GIVEN TASK: Read the lines that follow and pick out every one containing the word "Close".

EXTRACTED DATA:
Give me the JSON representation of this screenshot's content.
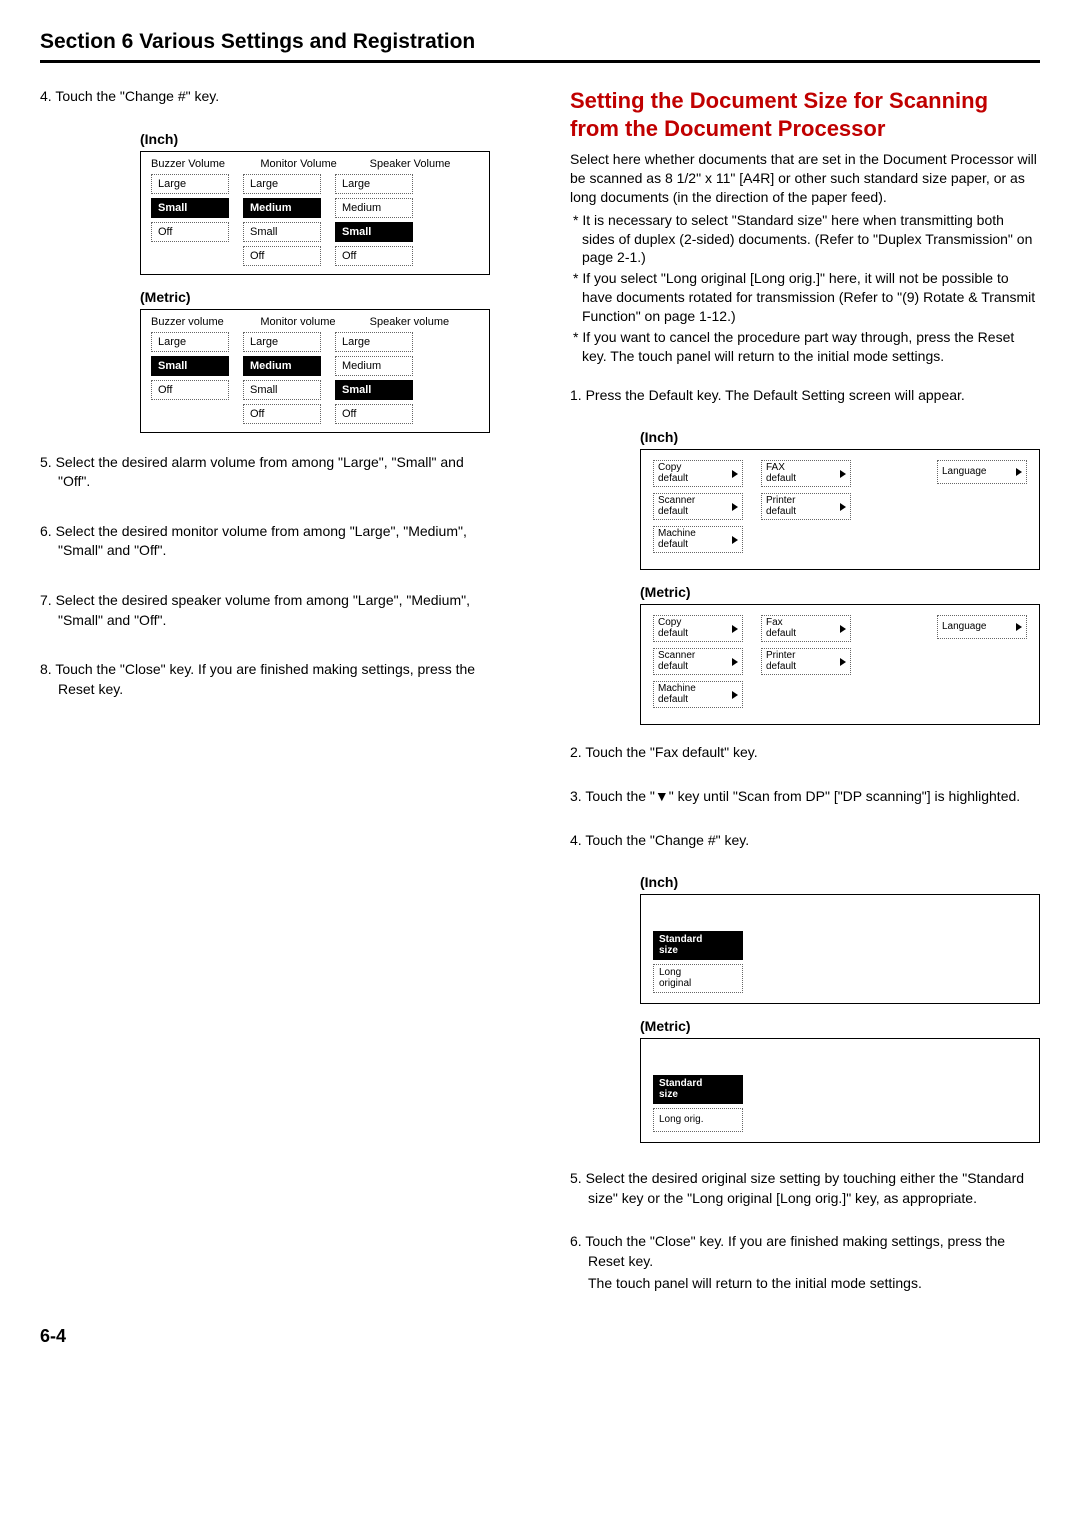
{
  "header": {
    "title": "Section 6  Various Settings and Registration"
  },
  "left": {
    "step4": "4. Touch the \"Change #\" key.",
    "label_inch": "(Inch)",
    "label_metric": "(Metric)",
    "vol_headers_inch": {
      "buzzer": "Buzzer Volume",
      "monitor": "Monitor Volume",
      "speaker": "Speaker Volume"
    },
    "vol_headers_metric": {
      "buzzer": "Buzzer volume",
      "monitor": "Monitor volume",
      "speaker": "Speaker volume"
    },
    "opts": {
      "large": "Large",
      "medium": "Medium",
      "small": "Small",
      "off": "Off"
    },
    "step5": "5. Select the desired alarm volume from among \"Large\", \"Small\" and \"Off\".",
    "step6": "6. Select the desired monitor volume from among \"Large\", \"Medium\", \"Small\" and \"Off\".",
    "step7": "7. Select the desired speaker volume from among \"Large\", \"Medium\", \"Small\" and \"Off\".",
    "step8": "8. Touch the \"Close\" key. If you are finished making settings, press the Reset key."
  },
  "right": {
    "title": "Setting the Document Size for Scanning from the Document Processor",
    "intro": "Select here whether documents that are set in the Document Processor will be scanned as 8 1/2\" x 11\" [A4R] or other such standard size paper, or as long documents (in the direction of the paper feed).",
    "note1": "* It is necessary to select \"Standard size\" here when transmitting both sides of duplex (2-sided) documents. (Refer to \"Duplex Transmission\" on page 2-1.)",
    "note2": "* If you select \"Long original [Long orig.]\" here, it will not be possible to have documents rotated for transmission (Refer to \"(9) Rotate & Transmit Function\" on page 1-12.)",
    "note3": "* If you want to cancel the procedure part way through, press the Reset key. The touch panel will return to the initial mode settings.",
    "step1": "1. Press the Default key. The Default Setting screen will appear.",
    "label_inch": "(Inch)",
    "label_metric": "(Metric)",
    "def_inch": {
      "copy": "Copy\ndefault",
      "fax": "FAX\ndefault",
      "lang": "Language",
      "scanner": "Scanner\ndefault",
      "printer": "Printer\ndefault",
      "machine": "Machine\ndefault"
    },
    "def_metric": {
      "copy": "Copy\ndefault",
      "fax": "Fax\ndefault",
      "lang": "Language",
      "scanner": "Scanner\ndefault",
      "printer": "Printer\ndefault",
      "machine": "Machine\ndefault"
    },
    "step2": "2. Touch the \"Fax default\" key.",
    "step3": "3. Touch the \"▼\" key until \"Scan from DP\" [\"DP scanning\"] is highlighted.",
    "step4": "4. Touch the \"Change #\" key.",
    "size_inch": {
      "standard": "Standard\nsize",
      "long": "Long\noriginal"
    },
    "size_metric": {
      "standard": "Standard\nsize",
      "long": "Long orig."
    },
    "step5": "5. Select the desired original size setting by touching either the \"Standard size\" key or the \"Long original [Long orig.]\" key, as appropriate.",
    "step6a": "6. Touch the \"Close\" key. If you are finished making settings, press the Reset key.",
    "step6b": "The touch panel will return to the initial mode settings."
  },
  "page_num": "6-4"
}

--

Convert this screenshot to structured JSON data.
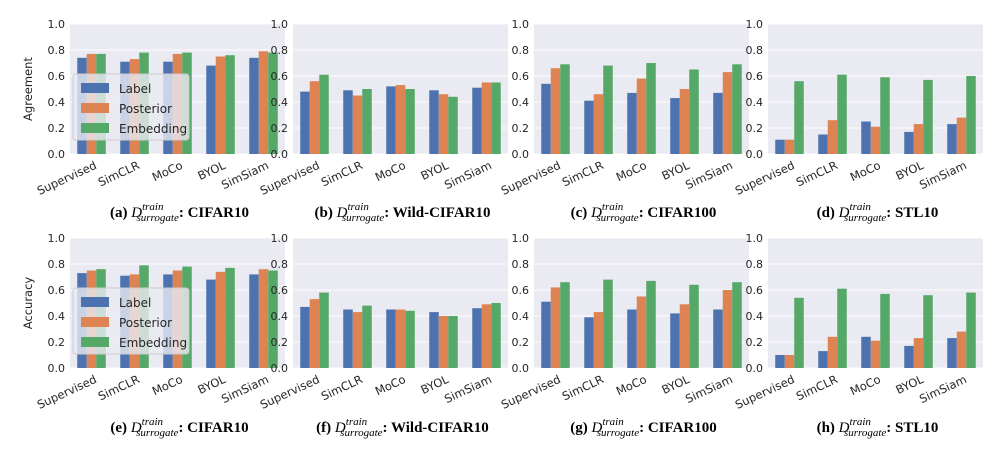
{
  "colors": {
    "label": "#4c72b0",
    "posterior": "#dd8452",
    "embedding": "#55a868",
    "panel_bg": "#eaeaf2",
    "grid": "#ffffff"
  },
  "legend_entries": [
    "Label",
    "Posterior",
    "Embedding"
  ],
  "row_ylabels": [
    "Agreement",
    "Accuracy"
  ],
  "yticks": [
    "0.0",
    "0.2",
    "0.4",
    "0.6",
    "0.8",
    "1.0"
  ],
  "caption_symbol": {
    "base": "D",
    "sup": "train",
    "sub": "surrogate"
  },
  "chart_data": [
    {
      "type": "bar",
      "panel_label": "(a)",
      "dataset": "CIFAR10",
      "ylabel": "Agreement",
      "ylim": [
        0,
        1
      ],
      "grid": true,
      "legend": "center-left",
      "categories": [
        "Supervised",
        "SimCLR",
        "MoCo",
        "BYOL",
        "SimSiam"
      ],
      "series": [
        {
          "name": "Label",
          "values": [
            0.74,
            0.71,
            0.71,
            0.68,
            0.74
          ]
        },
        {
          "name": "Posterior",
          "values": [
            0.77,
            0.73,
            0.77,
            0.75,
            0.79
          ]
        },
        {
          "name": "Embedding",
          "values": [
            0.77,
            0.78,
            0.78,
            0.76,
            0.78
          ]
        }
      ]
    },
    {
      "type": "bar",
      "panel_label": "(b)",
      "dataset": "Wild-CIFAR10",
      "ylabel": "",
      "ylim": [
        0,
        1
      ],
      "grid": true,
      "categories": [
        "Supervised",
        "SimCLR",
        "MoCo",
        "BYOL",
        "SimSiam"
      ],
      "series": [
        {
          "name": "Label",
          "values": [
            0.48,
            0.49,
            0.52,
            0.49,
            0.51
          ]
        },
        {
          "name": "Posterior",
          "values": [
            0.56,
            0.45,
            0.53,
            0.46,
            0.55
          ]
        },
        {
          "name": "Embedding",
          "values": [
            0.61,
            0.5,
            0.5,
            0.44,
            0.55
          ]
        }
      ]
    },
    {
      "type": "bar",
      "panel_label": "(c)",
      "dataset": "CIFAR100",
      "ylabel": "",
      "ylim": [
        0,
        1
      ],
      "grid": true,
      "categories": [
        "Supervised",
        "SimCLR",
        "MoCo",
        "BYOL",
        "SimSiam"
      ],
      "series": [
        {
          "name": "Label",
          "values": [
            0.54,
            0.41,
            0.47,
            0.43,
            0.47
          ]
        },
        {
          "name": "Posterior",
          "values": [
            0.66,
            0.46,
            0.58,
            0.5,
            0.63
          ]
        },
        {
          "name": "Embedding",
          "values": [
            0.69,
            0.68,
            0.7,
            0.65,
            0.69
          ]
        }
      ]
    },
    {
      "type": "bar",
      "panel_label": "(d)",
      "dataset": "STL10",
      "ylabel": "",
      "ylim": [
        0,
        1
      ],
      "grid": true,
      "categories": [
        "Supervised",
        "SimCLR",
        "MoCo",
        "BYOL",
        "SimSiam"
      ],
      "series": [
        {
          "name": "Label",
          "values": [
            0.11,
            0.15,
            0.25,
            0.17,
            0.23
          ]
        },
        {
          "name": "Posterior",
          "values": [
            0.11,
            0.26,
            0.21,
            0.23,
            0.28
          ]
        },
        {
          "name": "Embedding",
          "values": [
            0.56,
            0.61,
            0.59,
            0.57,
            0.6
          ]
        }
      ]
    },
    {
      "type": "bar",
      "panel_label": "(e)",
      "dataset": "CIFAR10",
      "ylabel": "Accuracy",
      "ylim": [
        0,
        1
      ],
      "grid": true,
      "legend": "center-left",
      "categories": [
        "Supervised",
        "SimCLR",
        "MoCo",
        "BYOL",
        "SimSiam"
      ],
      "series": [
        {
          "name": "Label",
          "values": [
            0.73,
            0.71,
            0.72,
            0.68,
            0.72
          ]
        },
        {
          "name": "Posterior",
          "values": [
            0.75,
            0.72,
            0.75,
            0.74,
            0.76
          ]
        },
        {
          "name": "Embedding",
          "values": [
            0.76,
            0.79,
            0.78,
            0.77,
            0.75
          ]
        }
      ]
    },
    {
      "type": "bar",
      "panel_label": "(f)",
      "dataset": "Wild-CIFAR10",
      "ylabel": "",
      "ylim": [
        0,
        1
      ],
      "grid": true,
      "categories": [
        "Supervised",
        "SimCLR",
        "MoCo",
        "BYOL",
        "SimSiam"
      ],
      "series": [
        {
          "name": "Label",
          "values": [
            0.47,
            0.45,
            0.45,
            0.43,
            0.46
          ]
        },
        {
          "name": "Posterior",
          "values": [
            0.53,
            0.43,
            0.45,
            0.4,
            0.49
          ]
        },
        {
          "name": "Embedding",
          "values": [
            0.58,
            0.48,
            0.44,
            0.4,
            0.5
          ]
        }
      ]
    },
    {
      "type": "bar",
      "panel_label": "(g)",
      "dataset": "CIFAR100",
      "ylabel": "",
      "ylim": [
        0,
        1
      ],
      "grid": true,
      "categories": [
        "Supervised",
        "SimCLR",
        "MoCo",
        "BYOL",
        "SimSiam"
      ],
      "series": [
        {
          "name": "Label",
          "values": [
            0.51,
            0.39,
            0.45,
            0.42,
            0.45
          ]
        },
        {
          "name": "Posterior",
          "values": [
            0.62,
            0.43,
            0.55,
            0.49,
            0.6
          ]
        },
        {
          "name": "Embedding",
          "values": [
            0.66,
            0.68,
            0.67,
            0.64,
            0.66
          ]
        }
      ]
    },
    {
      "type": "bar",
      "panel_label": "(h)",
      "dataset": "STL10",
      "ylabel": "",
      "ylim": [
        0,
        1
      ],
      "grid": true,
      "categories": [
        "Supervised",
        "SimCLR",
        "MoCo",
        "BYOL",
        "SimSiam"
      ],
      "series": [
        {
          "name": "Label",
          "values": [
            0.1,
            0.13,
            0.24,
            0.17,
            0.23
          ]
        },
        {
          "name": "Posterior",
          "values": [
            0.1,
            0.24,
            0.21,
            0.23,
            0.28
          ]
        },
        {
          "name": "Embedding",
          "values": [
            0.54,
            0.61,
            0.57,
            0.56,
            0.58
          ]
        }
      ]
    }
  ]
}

TASK ANSWER:
    "step8": "8. Touch the \"Close\" key. If you are finished making settings, press the Reset key."
    "step6a": "6. Touch the \"Close\" key. If you are finished making settings, press the Reset key.",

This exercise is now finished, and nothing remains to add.